▶ _Input rows_:
## Start
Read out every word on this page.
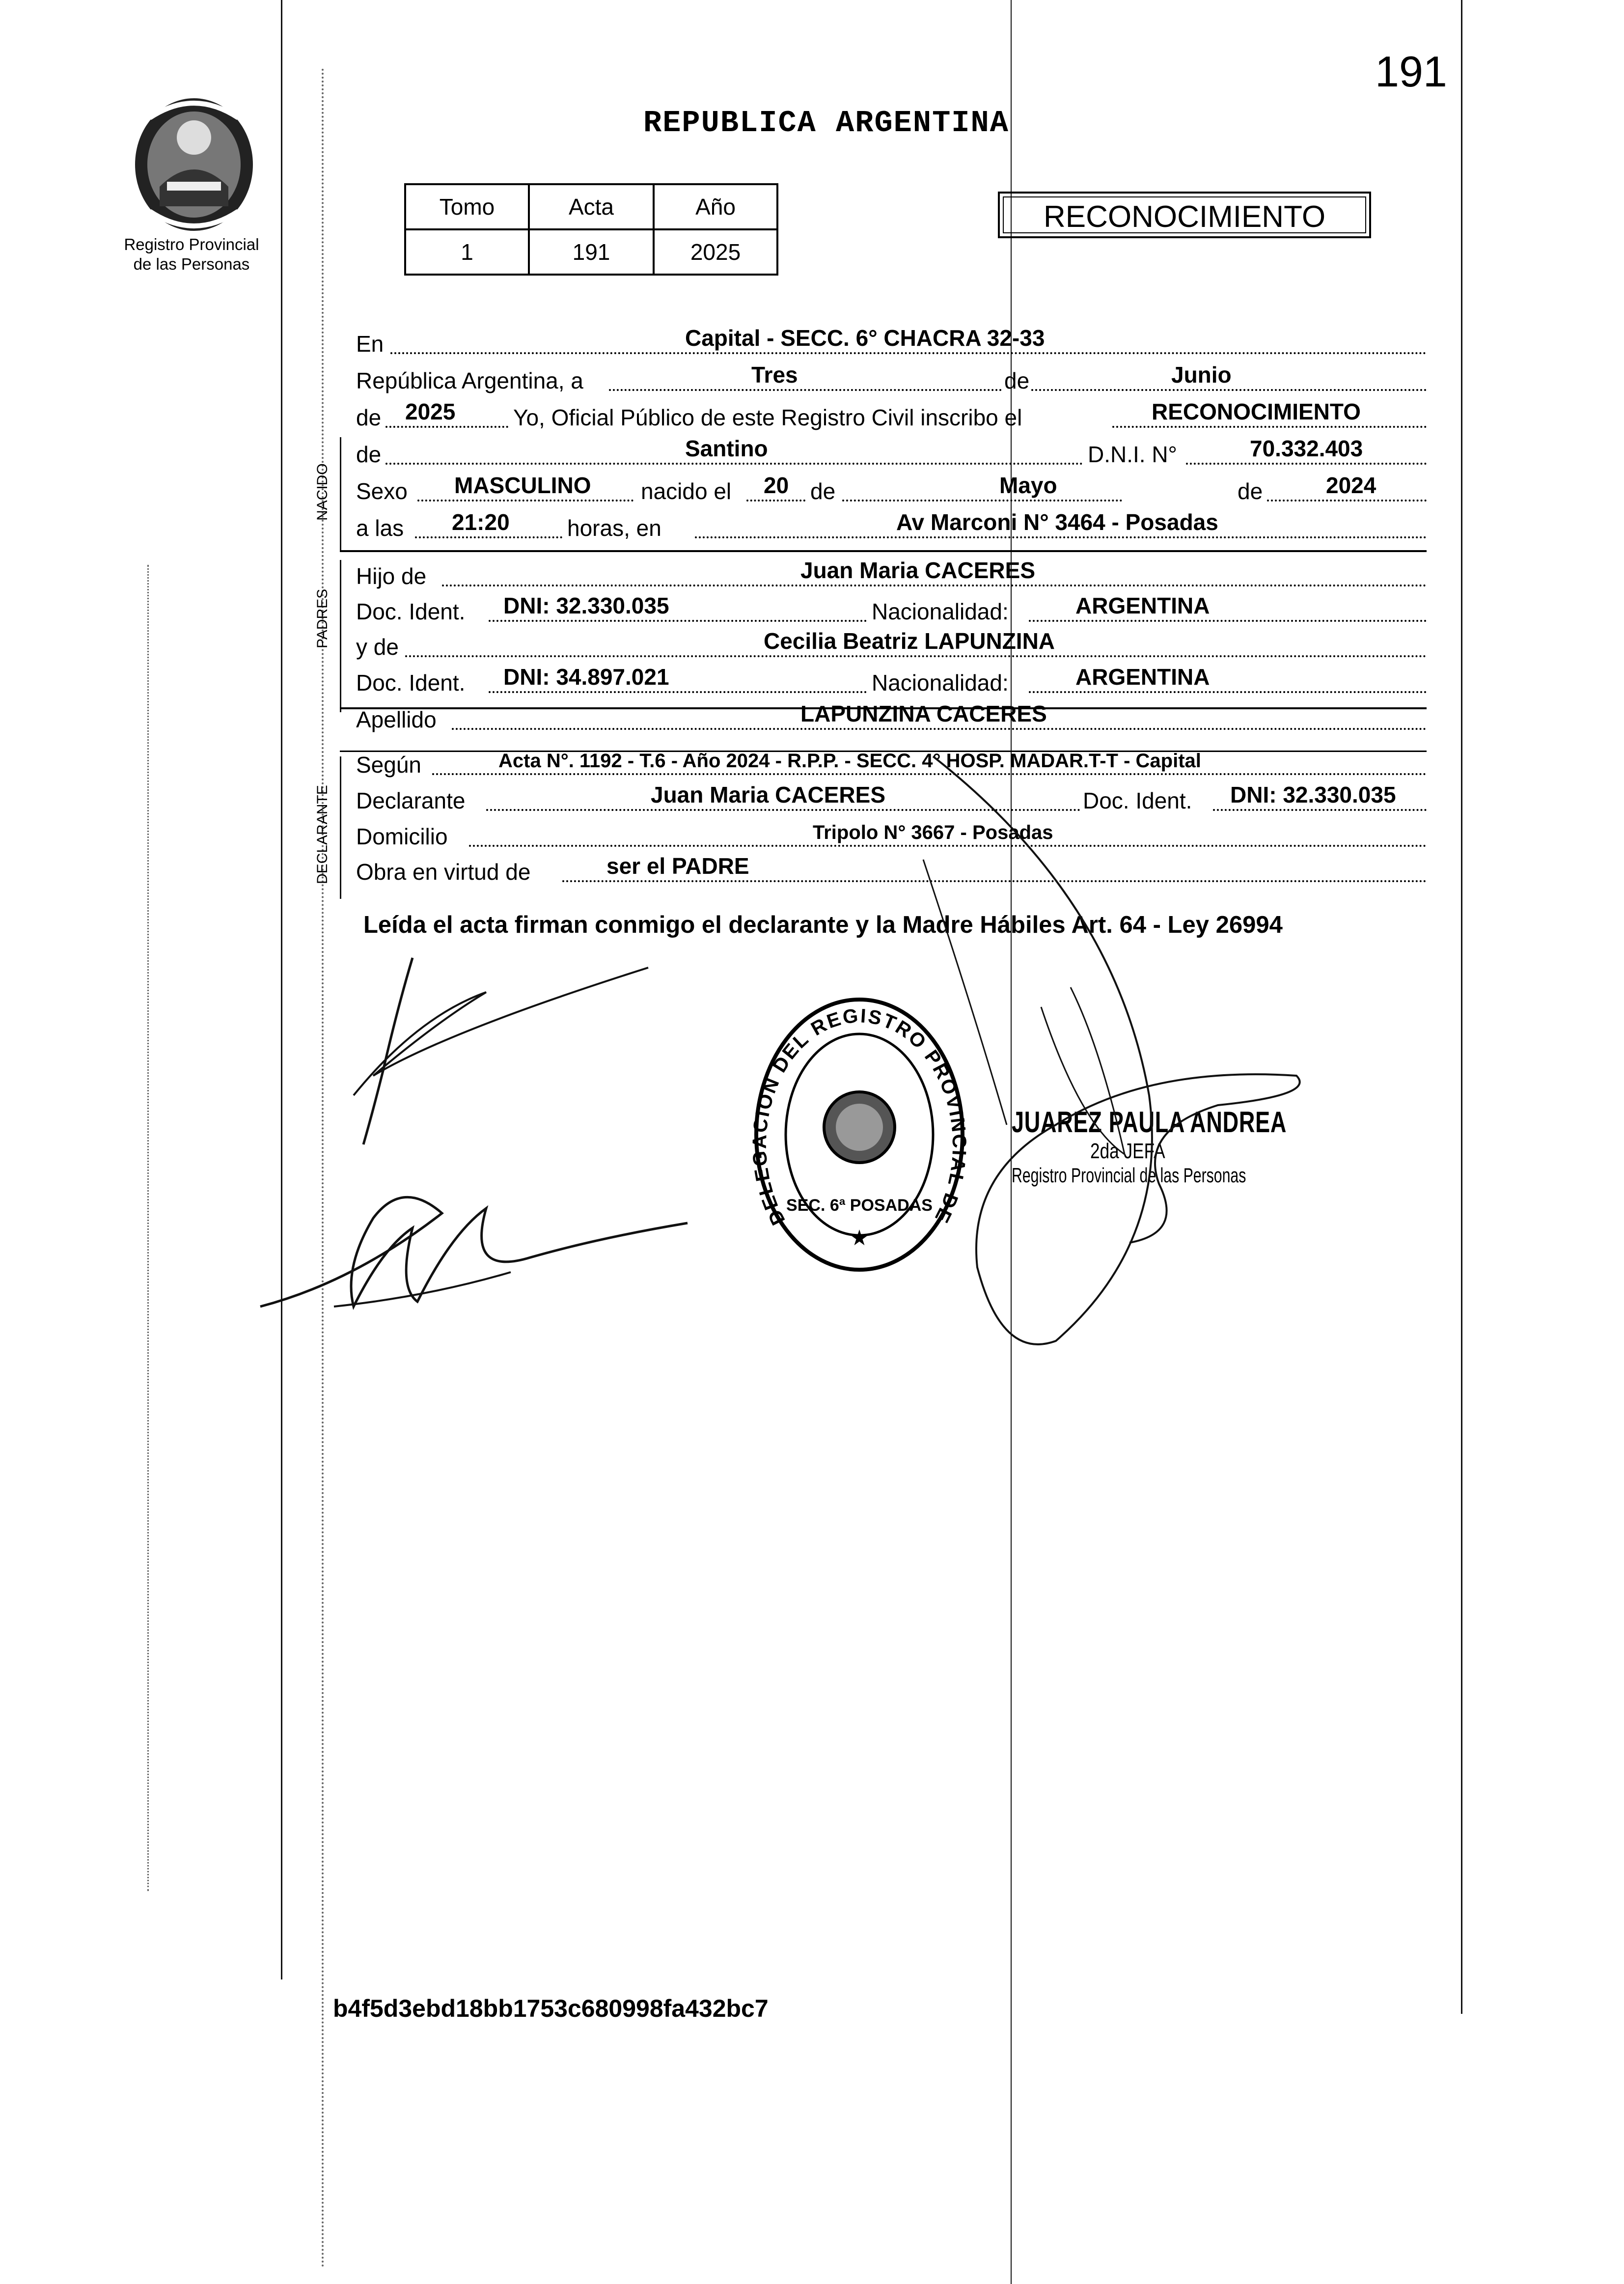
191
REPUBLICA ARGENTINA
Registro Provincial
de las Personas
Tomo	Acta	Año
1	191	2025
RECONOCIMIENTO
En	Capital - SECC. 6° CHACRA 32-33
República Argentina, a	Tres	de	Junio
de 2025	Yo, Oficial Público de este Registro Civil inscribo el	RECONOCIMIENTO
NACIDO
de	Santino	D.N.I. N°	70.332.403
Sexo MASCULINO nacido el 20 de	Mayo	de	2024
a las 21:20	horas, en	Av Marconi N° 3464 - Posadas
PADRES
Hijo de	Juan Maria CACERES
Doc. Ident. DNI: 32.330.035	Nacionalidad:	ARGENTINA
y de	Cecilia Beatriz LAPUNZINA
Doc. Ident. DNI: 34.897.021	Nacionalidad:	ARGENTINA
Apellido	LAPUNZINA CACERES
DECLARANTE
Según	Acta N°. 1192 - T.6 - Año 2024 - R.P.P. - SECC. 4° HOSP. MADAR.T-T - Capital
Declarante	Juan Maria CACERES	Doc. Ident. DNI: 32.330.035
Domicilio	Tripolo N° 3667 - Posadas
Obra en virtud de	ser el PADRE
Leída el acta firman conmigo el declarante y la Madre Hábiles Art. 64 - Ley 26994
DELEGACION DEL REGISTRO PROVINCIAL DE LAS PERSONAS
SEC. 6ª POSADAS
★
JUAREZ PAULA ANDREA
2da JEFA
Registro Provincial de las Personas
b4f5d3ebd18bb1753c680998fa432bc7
## End
▶ _Objective_:
A faithful copy of the records above is needed, with the pictures left out.

▶ _Response to the exercise_:
Read out every word on this page.
191
REPUBLICA ARGENTINA
Registro Provincial
de las Personas
Tomo	Acta	Año
1	191	2025
RECONOCIMIENTO
En	Capital - SECC. 6° CHACRA 32-33
República Argentina, a	Tres	de	Junio
de 2025	Yo, Oficial Público de este Registro Civil inscribo el	RECONOCIMIENTO
NACIDO
de	Santino	D.N.I. N°	70.332.403
Sexo MASCULINO nacido el 20 de	Mayo	de	2024
a las 21:20	horas, en	Av Marconi N° 3464 - Posadas
PADRES
Hijo de	Juan Maria CACERES
Doc. Ident. DNI: 32.330.035	Nacionalidad:	ARGENTINA
y de	Cecilia Beatriz LAPUNZINA
Doc. Ident. DNI: 34.897.021	Nacionalidad:	ARGENTINA
Apellido	LAPUNZINA CACERES
DECLARANTE
Según	Acta N°. 1192 - T.6 - Año 2024 - R.P.P. - SECC. 4° HOSP. MADAR.T-T - Capital
Declarante	Juan Maria CACERES	Doc. Ident. DNI: 32.330.035
Domicilio	Tripolo N° 3667 - Posadas
Obra en virtud de	ser el PADRE
Leída el acta firman conmigo el declarante y la Madre Hábiles Art. 64 - Ley 26994
DELEGACION DEL REGISTRO PROVINCIAL DE LAS PERSONAS
SEC. 6ª POSADAS
★
JUAREZ PAULA ANDREA
2da JEFA
Registro Provincial de las Personas
b4f5d3ebd18bb1753c680998fa432bc7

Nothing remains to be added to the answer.